## EXERCISE INSTRUCTIONS
Your task is to copy the listing exactly. Drop any pictures from the copy.
***** DATASET RECORDS *****
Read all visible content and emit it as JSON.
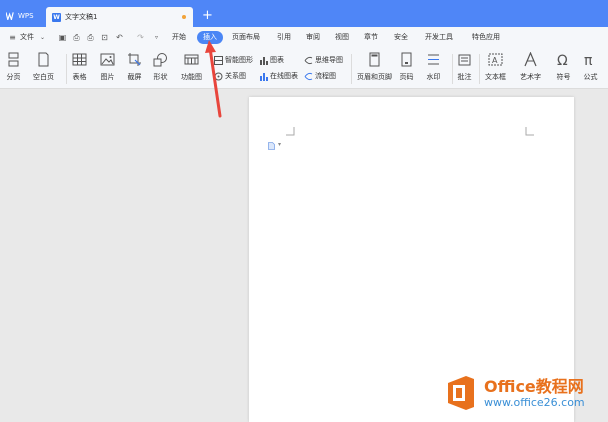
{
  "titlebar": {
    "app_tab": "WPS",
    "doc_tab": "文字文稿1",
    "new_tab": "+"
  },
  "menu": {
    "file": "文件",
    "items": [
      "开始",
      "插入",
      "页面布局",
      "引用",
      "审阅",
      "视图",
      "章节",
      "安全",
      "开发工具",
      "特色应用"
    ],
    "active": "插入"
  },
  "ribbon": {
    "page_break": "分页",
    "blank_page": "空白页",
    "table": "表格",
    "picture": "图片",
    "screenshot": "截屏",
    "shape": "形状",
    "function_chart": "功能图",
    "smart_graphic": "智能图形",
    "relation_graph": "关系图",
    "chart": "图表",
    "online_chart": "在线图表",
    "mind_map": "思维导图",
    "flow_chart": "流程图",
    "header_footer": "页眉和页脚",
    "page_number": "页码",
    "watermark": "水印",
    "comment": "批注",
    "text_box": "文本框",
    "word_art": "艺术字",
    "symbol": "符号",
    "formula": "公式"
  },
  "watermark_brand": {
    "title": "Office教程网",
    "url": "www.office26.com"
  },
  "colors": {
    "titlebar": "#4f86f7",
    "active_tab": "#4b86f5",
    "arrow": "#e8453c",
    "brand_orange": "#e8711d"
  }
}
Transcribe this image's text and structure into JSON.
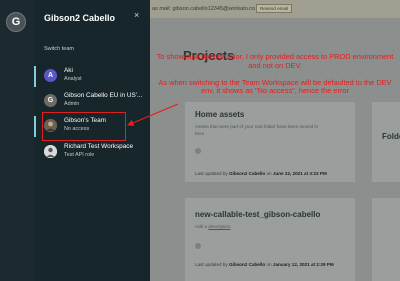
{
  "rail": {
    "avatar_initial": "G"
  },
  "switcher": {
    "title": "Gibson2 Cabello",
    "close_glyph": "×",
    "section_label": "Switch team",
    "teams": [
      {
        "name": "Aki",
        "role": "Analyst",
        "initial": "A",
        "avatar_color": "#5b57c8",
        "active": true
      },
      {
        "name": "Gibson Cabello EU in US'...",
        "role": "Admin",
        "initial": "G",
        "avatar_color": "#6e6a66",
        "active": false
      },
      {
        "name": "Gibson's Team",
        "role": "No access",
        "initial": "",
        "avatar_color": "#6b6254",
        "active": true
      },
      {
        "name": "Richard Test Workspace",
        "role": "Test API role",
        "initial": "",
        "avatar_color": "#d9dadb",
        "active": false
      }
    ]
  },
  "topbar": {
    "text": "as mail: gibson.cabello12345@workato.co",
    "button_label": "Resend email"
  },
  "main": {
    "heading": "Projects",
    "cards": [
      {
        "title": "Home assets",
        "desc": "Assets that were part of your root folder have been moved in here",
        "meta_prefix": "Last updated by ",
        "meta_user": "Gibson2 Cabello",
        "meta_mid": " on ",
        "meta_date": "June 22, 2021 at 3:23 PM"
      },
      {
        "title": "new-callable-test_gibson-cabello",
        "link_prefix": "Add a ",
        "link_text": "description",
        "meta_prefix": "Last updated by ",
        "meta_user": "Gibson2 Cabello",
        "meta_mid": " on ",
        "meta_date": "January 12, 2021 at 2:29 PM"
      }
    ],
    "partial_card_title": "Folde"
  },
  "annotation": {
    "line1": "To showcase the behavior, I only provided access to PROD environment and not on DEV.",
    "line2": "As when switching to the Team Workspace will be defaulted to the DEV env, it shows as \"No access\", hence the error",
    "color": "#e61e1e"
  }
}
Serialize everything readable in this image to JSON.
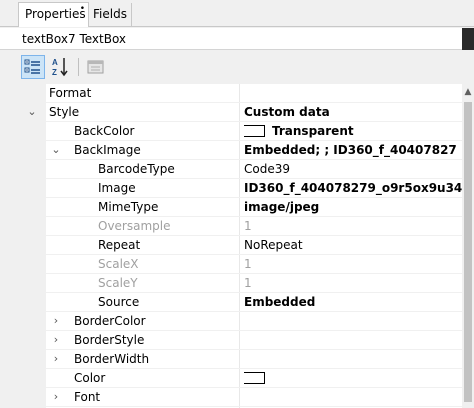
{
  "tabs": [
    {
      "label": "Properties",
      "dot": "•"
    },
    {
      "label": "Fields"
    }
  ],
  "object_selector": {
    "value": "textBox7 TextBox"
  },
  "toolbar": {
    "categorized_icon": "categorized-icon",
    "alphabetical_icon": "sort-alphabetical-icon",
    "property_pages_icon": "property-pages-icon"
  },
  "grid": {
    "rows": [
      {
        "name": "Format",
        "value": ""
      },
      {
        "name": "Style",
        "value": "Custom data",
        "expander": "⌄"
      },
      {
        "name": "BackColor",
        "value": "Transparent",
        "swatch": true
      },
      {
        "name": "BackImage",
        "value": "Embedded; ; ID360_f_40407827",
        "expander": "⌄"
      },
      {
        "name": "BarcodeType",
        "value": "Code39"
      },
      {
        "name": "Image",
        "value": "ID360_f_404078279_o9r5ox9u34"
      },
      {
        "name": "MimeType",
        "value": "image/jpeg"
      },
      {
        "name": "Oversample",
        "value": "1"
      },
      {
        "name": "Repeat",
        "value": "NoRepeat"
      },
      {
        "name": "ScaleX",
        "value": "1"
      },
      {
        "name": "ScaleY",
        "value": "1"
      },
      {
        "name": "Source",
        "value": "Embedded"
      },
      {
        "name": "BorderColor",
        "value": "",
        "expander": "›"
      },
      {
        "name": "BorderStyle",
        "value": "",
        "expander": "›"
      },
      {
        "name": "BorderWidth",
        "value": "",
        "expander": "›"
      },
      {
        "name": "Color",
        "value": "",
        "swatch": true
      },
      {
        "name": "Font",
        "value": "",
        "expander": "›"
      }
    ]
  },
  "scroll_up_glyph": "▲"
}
*****
## SOLUTION
Read all visible content and emit it as JSON.
{
  "titlebar": {
    "app_tab": "WPS",
    "doc_tab": "文字文稿1",
    "new_tab": "+"
  },
  "menu": {
    "file": "文件",
    "items": [
      "开始",
      "插入",
      "页面布局",
      "引用",
      "审阅",
      "视图",
      "章节",
      "安全",
      "开发工具",
      "特色应用"
    ],
    "active": "插入"
  },
  "ribbon": {
    "page_break": "分页",
    "blank_page": "空白页",
    "table": "表格",
    "picture": "图片",
    "screenshot": "截屏",
    "shape": "形状",
    "function_chart": "功能图",
    "smart_graphic": "智能图形",
    "relation_graph": "关系图",
    "chart": "图表",
    "online_chart": "在线图表",
    "mind_map": "思维导图",
    "flow_chart": "流程图",
    "header_footer": "页眉和页脚",
    "page_number": "页码",
    "watermark": "水印",
    "comment": "批注",
    "text_box": "文本框",
    "word_art": "艺术字",
    "symbol": "符号",
    "formula": "公式"
  },
  "watermark_brand": {
    "title": "Office教程网",
    "url": "www.office26.com"
  },
  "colors": {
    "titlebar": "#4f86f7",
    "active_tab": "#4b86f5",
    "arrow": "#e8453c",
    "brand_orange": "#e8711d"
  }
}
Transcribe this image's text and structure into JSON.
{
  "rail": {
    "avatar_initial": "G"
  },
  "switcher": {
    "title": "Gibson2 Cabello",
    "close_glyph": "×",
    "section_label": "Switch team",
    "teams": [
      {
        "name": "Aki",
        "role": "Analyst",
        "initial": "A",
        "avatar_color": "#5b57c8",
        "active": true
      },
      {
        "name": "Gibson Cabello EU in US'...",
        "role": "Admin",
        "initial": "G",
        "avatar_color": "#6e6a66",
        "active": false
      },
      {
        "name": "Gibson's Team",
        "role": "No access",
        "initial": "",
        "avatar_color": "#6b6254",
        "active": true
      },
      {
        "name": "Richard Test Workspace",
        "role": "Test API role",
        "initial": "",
        "avatar_color": "#d9dadb",
        "active": false
      }
    ]
  },
  "topbar": {
    "text": "as mail: gibson.cabello12345@workato.co",
    "button_label": "Resend email"
  },
  "main": {
    "heading": "Projects",
    "cards": [
      {
        "title": "Home assets",
        "desc": "Assets that were part of your root folder have been moved in here",
        "meta_prefix": "Last updated by ",
        "meta_user": "Gibson2 Cabello",
        "meta_mid": " on ",
        "meta_date": "June 22, 2021 at 3:23 PM"
      },
      {
        "title": "new-callable-test_gibson-cabello",
        "link_prefix": "Add a ",
        "link_text": "description",
        "meta_prefix": "Last updated by ",
        "meta_user": "Gibson2 Cabello",
        "meta_mid": " on ",
        "meta_date": "January 12, 2021 at 2:29 PM"
      }
    ],
    "partial_card_title": "Folde"
  },
  "annotation": {
    "line1": "To showcase the behavior, I only provided access to PROD environment and not on DEV.",
    "line2": "As when switching to the Team Workspace will be defaulted to the DEV env, it shows as \"No access\", hence the error",
    "color": "#e61e1e"
  }
}
Serialize everything readable in this image to JSON.
{
  "tabs": [
    {
      "label": "Properties",
      "dot": "•"
    },
    {
      "label": "Fields"
    }
  ],
  "object_selector": {
    "value": "textBox7 TextBox"
  },
  "toolbar": {
    "categorized_icon": "categorized-icon",
    "alphabetical_icon": "sort-alphabetical-icon",
    "property_pages_icon": "property-pages-icon"
  },
  "grid": {
    "rows": [
      {
        "name": "Format",
        "value": ""
      },
      {
        "name": "Style",
        "value": "Custom data",
        "expander": "⌄"
      },
      {
        "name": "BackColor",
        "value": "Transparent",
        "swatch": true
      },
      {
        "name": "BackImage",
        "value": "Embedded; ; ID360_f_40407827",
        "expander": "⌄"
      },
      {
        "name": "BarcodeType",
        "value": "Code39"
      },
      {
        "name": "Image",
        "value": "ID360_f_404078279_o9r5ox9u34"
      },
      {
        "name": "MimeType",
        "value": "image/jpeg"
      },
      {
        "name": "Oversample",
        "value": "1"
      },
      {
        "name": "Repeat",
        "value": "NoRepeat"
      },
      {
        "name": "ScaleX",
        "value": "1"
      },
      {
        "name": "ScaleY",
        "value": "1"
      },
      {
        "name": "Source",
        "value": "Embedded"
      },
      {
        "name": "BorderColor",
        "value": "",
        "expander": "›"
      },
      {
        "name": "BorderStyle",
        "value": "",
        "expander": "›"
      },
      {
        "name": "BorderWidth",
        "value": "",
        "expander": "›"
      },
      {
        "name": "Color",
        "value": "",
        "swatch": true
      },
      {
        "name": "Font",
        "value": "",
        "expander": "›"
      }
    ]
  },
  "scroll_up_glyph": "▲"
}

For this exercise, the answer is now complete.